• [Goal of the exercise] Copy all of the material exactly. Pictures are not to appear in the copy.

• [Source records]
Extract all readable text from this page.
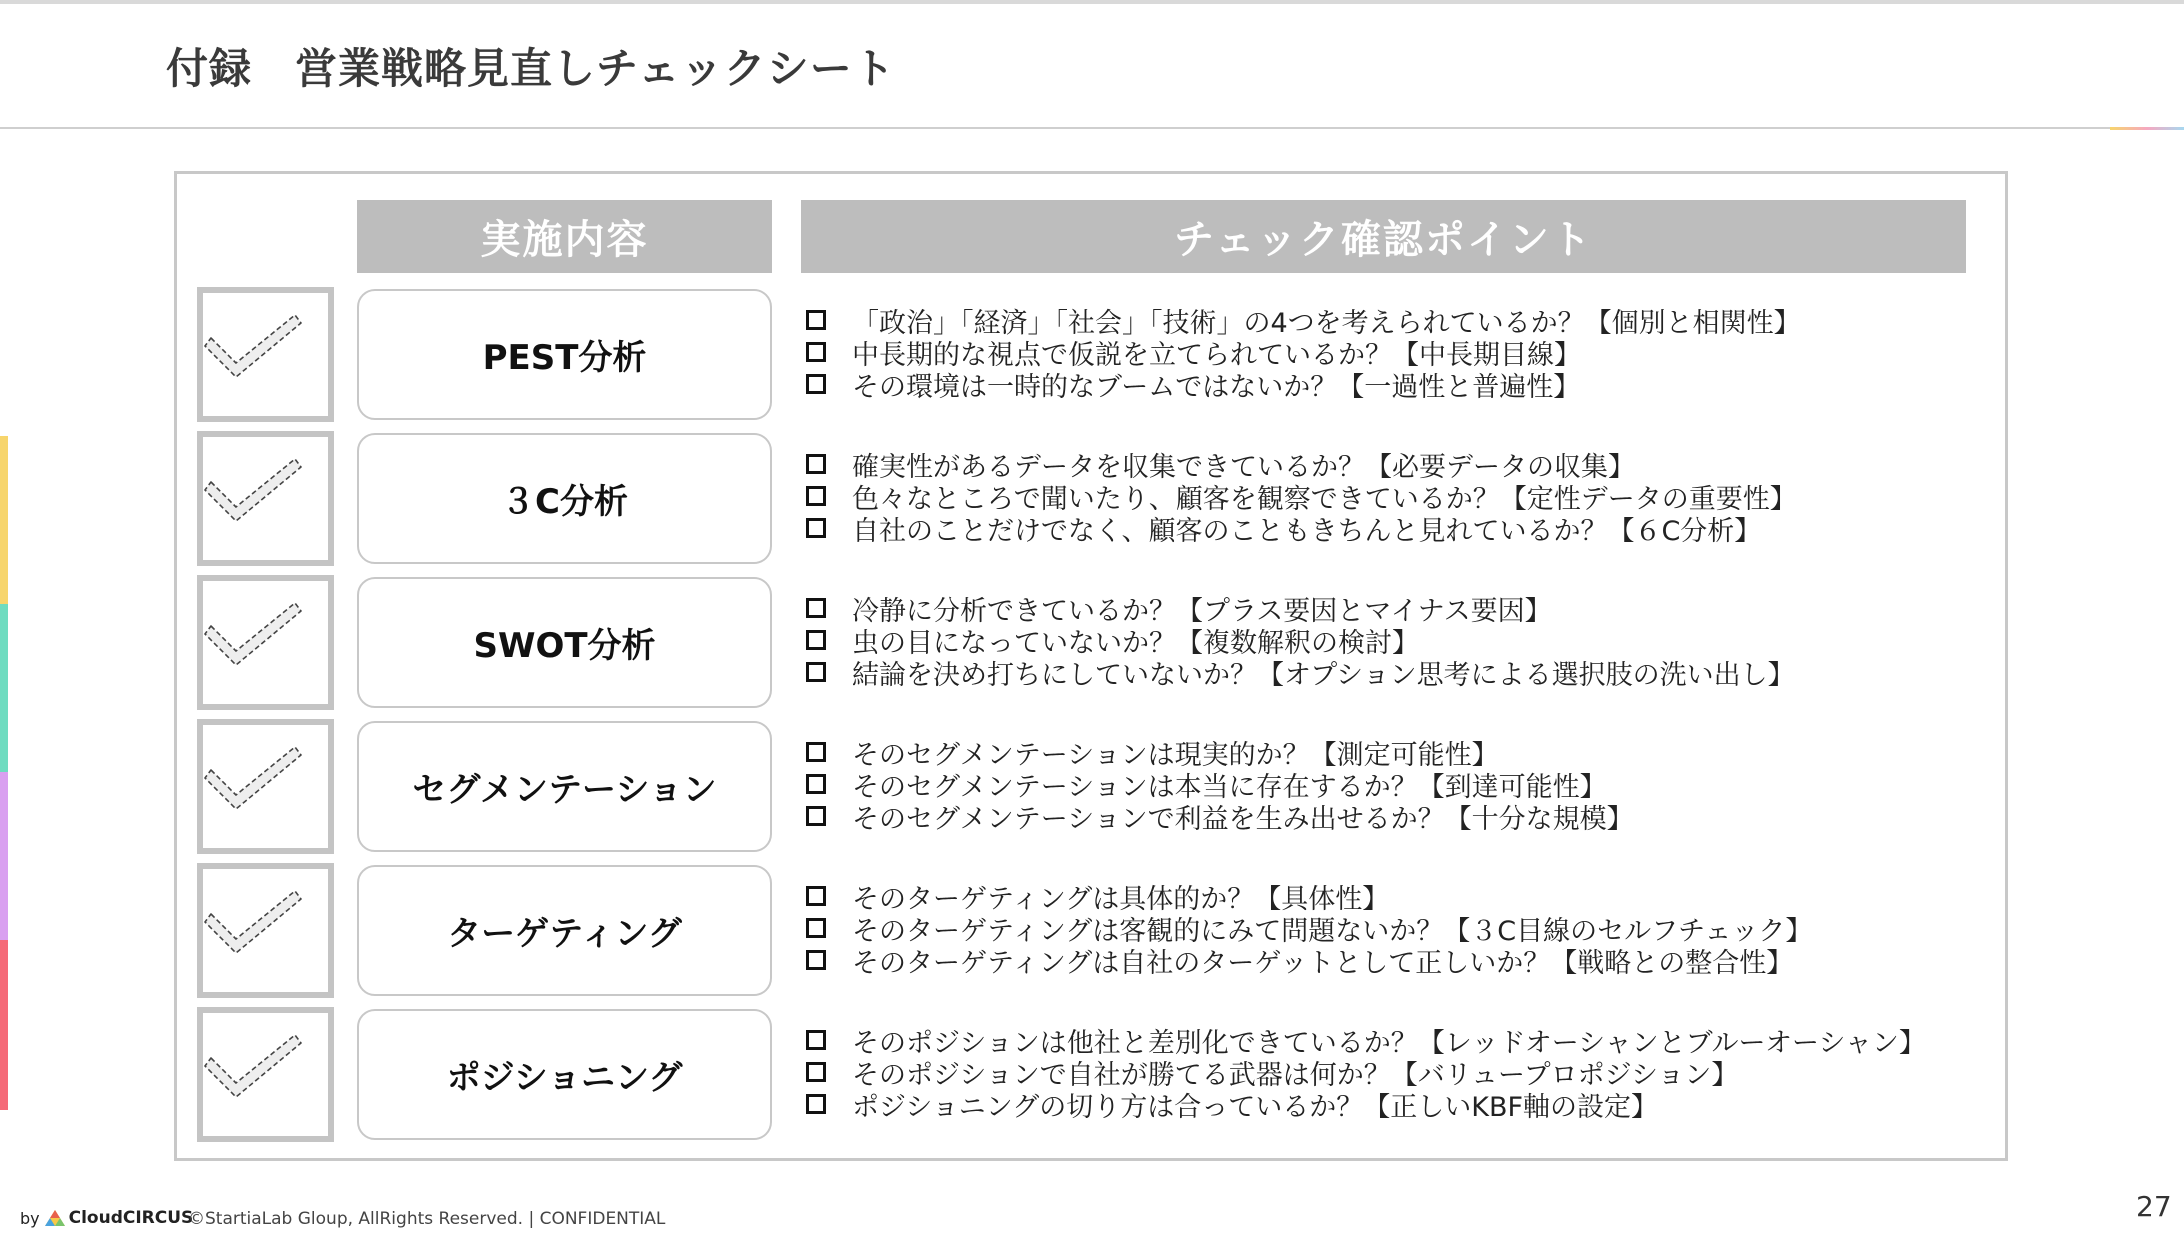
付録　営業戦略見直しチェックシート
実施内容	チェック確認ポイント
PEST分析
「政治」「経済」「社会」「技術」の4つを考えられているか？【個別と相関性】
中長期的な視点で仮説を立てられているか？【中長期目線】
その環境は一時的なブームではないか？【一過性と普遍性】
３C分析
確実性があるデータを収集できているか？【必要データの収集】
色々なところで聞いたり、顧客を観察できているか？【定性データの重要性】
自社のことだけでなく、顧客のこともきちんと見れているか？【６C分析】
SWOT分析
冷静に分析できているか？【プラス要因とマイナス要因】
虫の目になっていないか？【複数解釈の検討】
結論を決め打ちにしていないか？【オプション思考による選択肢の洗い出し】
セグメンテーション
そのセグメンテーションは現実的か？【測定可能性】
そのセグメンテーションは本当に存在するか？【到達可能性】
そのセグメンテーションで利益を生み出せるか？【十分な規模】
ターゲティング
そのターゲティングは具体的か？【具体性】
そのターゲティングは客観的にみて問題ないか？【３C目線のセルフチェック】
そのターゲティングは自社のターゲットとして正しいか？【戦略との整合性】
ポジショニング
そのポジションは他社と差別化できているか？【レッドオーシャンとブルーオーシャン】
そのポジションで自社が勝てる武器は何か？【バリュープロポジション】
ポジショニングの切り方は合っているか？【正しいKBF軸の設定】
by CloudCIRCUS
©StartiaLab Gloup, AllRights Reserved. | CONFIDENTIAL	27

• [Answer in full]
Extract all readable text from this page.
付録　営業戦略見直しチェックシート
実施内容	チェック確認ポイント
PEST分析
「政治」「経済」「社会」「技術」の4つを考えられているか？【個別と相関性】
中長期的な視点で仮説を立てられているか？【中長期目線】
その環境は一時的なブームではないか？【一過性と普遍性】
３C分析
確実性があるデータを収集できているか？【必要データの収集】
色々なところで聞いたり、顧客を観察できているか？【定性データの重要性】
自社のことだけでなく、顧客のこともきちんと見れているか？【６C分析】
SWOT分析
冷静に分析できているか？【プラス要因とマイナス要因】
虫の目になっていないか？【複数解釈の検討】
結論を決め打ちにしていないか？【オプション思考による選択肢の洗い出し】
セグメンテーション
そのセグメンテーションは現実的か？【測定可能性】
そのセグメンテーションは本当に存在するか？【到達可能性】
そのセグメンテーションで利益を生み出せるか？【十分な規模】
ターゲティング
そのターゲティングは具体的か？【具体性】
そのターゲティングは客観的にみて問題ないか？【３C目線のセルフチェック】
そのターゲティングは自社のターゲットとして正しいか？【戦略との整合性】
ポジショニング
そのポジションは他社と差別化できているか？【レッドオーシャンとブルーオーシャン】
そのポジションで自社が勝てる武器は何か？【バリュープロポジション】
ポジショニングの切り方は合っているか？【正しいKBF軸の設定】
by CloudCIRCUS
©StartiaLab Gloup, AllRights Reserved. | CONFIDENTIAL	27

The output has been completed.